• [SET PROBLEM]
Search the data for the string "diagram" and gather each line it is in.

• [DATA FOR THIS TASK]
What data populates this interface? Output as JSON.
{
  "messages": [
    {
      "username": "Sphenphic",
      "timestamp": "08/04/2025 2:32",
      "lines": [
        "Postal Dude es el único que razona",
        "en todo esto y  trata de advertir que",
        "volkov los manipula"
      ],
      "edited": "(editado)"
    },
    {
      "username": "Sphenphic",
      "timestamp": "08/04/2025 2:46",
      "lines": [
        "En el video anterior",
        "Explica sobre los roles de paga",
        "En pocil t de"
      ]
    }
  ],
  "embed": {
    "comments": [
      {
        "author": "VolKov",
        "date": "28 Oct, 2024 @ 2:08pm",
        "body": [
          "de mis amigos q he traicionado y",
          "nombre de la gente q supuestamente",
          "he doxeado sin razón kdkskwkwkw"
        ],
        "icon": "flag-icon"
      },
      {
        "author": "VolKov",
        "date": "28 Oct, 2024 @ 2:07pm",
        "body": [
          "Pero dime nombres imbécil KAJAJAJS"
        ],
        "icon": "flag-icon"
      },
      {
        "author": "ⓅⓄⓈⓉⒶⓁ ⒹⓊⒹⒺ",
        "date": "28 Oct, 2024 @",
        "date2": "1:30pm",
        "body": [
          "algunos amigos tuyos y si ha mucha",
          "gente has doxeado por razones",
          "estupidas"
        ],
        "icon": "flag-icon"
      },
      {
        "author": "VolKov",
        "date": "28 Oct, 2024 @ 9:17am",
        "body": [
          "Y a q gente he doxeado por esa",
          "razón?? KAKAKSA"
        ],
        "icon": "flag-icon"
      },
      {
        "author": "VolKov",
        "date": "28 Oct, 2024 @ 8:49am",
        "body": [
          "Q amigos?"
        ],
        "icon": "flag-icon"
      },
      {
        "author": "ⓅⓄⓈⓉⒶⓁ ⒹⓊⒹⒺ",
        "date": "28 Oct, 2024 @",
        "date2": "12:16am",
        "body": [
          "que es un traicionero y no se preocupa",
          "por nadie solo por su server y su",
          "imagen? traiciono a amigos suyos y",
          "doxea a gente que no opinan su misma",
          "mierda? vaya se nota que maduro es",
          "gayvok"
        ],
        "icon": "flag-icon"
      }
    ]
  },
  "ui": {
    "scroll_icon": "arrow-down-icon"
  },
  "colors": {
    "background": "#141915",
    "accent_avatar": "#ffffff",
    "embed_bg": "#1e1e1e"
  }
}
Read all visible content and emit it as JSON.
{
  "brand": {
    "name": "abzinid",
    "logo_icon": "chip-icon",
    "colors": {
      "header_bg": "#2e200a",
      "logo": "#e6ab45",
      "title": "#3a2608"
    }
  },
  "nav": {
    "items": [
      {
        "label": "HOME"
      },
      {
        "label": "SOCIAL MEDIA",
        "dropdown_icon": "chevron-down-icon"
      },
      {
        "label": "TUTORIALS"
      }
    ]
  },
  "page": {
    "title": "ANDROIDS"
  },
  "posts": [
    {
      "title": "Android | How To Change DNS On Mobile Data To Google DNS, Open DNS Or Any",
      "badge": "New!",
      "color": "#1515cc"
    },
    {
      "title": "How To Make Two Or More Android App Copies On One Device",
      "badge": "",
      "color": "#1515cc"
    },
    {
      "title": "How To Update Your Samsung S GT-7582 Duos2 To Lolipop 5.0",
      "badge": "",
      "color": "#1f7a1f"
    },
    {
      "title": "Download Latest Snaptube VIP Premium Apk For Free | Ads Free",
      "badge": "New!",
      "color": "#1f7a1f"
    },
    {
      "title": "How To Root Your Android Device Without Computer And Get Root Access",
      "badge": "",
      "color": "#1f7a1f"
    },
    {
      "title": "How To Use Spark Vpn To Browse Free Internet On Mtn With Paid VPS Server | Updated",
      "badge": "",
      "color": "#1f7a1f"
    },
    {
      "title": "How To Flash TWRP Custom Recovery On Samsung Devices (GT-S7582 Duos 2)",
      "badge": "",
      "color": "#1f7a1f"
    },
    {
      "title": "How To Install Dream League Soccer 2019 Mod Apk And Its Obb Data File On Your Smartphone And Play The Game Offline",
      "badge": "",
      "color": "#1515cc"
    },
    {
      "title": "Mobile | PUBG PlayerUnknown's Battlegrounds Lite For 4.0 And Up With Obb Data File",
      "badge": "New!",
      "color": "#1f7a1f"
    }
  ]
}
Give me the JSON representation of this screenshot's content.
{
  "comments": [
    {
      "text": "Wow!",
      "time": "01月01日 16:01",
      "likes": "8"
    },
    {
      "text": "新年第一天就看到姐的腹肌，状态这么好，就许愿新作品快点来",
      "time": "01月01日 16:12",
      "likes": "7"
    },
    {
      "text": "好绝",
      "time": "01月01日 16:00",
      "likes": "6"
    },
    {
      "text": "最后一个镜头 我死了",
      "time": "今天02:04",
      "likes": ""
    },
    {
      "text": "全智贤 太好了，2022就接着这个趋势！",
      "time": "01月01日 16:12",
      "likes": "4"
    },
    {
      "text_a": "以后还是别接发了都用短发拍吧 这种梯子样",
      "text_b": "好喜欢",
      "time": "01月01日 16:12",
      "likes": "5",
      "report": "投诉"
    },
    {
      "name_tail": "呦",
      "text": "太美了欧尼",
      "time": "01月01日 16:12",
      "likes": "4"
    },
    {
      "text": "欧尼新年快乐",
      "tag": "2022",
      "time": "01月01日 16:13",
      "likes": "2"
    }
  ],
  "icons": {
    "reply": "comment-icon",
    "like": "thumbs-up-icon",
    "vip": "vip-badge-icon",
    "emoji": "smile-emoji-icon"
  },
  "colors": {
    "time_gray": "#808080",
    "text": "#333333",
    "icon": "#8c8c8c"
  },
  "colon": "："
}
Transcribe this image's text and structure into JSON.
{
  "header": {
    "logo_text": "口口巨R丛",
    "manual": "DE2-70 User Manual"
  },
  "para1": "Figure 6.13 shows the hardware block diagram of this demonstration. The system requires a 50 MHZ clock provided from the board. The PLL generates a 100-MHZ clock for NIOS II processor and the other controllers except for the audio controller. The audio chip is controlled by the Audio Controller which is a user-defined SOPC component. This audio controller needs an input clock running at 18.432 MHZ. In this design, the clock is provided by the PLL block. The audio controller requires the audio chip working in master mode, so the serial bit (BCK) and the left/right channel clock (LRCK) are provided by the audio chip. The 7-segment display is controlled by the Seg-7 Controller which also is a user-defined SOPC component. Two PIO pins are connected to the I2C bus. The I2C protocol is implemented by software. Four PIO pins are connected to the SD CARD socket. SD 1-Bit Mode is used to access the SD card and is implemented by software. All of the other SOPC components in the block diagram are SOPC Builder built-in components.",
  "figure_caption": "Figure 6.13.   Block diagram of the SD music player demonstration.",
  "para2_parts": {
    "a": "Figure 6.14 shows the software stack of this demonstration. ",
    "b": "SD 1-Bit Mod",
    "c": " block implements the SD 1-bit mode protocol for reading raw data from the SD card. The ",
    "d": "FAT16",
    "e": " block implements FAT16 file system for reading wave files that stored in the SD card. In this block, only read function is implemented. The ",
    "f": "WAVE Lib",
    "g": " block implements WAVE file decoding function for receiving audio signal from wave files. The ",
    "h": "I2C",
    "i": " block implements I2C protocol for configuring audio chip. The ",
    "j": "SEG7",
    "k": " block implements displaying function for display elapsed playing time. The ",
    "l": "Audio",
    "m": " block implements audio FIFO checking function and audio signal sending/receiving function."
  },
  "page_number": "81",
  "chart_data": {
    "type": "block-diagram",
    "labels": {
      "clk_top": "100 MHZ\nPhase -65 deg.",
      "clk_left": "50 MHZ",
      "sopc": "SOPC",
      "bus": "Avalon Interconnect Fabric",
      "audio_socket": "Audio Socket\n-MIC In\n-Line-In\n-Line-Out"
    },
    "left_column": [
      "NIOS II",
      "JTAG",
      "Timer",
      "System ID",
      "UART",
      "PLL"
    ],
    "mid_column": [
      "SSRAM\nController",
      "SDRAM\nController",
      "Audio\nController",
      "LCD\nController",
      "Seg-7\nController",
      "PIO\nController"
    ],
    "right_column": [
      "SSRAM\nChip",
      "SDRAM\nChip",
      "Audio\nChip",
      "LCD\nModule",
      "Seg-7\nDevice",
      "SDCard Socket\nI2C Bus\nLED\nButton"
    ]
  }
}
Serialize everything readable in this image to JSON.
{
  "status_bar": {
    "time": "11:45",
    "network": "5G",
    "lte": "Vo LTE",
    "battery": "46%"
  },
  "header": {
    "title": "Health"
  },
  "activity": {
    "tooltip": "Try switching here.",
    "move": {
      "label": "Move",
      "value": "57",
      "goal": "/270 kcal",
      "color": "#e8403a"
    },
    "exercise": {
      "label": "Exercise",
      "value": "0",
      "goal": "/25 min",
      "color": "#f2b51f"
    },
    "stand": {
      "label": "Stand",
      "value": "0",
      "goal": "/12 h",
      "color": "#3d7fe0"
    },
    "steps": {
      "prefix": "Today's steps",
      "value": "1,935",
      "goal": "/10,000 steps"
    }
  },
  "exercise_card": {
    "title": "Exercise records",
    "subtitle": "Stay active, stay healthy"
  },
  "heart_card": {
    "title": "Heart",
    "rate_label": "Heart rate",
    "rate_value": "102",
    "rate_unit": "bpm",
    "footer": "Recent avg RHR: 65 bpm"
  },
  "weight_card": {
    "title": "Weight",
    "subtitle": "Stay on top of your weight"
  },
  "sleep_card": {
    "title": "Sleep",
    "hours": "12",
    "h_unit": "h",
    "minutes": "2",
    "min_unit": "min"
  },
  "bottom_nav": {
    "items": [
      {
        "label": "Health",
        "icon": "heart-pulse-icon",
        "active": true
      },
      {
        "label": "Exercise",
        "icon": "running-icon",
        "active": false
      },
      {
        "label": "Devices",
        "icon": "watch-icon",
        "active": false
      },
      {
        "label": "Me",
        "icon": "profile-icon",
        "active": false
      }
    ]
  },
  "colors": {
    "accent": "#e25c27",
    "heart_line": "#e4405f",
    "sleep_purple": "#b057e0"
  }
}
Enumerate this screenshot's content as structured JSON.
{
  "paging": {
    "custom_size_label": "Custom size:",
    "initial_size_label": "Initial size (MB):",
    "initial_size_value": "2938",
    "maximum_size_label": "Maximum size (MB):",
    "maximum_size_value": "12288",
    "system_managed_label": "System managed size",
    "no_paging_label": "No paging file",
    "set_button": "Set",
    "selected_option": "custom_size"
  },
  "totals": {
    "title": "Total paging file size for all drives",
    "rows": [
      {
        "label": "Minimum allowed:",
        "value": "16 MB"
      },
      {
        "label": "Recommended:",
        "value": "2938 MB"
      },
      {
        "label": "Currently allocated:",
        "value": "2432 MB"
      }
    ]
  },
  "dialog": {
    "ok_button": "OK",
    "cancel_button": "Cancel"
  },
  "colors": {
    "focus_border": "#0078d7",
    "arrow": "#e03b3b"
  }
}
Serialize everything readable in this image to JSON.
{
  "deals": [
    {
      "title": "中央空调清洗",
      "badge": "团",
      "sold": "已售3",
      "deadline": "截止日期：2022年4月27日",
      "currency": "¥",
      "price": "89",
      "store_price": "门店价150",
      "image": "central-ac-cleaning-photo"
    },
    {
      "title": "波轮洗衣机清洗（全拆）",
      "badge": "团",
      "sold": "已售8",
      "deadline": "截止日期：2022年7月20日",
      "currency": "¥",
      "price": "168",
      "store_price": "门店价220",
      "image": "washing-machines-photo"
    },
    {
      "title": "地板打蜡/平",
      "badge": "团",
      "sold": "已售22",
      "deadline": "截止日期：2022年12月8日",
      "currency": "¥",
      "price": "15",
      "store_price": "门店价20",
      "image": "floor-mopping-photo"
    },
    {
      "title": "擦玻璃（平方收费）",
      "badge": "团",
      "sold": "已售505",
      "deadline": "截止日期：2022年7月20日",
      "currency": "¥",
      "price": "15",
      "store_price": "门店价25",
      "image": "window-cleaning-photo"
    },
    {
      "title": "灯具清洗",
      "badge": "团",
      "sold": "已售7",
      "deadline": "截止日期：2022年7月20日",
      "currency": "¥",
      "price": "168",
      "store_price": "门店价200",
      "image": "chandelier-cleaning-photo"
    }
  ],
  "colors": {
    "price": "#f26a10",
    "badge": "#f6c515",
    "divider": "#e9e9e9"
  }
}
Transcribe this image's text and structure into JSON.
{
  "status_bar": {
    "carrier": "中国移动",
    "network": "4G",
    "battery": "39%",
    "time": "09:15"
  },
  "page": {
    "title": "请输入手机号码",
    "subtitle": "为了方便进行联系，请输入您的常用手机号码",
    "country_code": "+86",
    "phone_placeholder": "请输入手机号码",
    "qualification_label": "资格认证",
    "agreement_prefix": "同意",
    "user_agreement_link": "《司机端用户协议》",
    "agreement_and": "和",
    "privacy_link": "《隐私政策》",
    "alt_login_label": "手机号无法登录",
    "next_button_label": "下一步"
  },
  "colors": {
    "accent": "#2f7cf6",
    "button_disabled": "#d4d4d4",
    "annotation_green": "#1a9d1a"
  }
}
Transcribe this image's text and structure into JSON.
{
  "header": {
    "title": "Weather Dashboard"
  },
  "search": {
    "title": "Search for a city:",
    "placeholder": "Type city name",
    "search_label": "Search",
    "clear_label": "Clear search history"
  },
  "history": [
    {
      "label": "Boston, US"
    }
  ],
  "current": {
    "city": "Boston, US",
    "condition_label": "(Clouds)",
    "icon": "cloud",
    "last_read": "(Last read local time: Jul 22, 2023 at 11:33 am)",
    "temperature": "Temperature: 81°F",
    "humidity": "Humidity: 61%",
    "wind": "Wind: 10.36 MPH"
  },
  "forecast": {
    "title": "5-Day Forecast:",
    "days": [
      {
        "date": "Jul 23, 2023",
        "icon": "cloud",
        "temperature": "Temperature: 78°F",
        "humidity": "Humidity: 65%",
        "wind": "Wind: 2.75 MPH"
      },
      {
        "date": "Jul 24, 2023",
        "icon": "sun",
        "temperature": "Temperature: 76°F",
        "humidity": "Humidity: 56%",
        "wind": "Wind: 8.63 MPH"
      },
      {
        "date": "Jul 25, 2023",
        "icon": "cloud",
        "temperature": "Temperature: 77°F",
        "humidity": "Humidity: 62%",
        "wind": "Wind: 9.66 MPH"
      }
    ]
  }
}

• [CORRECT RESULT]
  "para1": "Figure 6.13 shows the hardware block diagram of this demonstration. The system requires a 50 MHZ clock provided from the board. The PLL generates a 100-MHZ clock for NIOS II processor and the other controllers except for the audio controller. The audio chip is controlled by the Audio Controller which is a user-defined SOPC component. This audio controller needs an input clock running at 18.432 MHZ. In this design, the clock is provided by the PLL block. The audio controller requires the audio chip working in master mode, so the serial bit (BCK) and the left/right channel clock (LRCK) are provided by the audio chip. The 7-segment display is controlled by the Seg-7 Controller which also is a user-defined SOPC component. Two PIO pins are connected to the I2C bus. The I2C protocol is implemented by software. Four PIO pins are connected to the SD CARD socket. SD 1-Bit Mode is used to access the SD card and is implemented by software. All of the other SOPC components in the block diagram are SOPC Builder built-in components.",
  "figure_caption": "Figure 6.13.   Block diagram of the SD music player demonstration.",
    "type": "block-diagram",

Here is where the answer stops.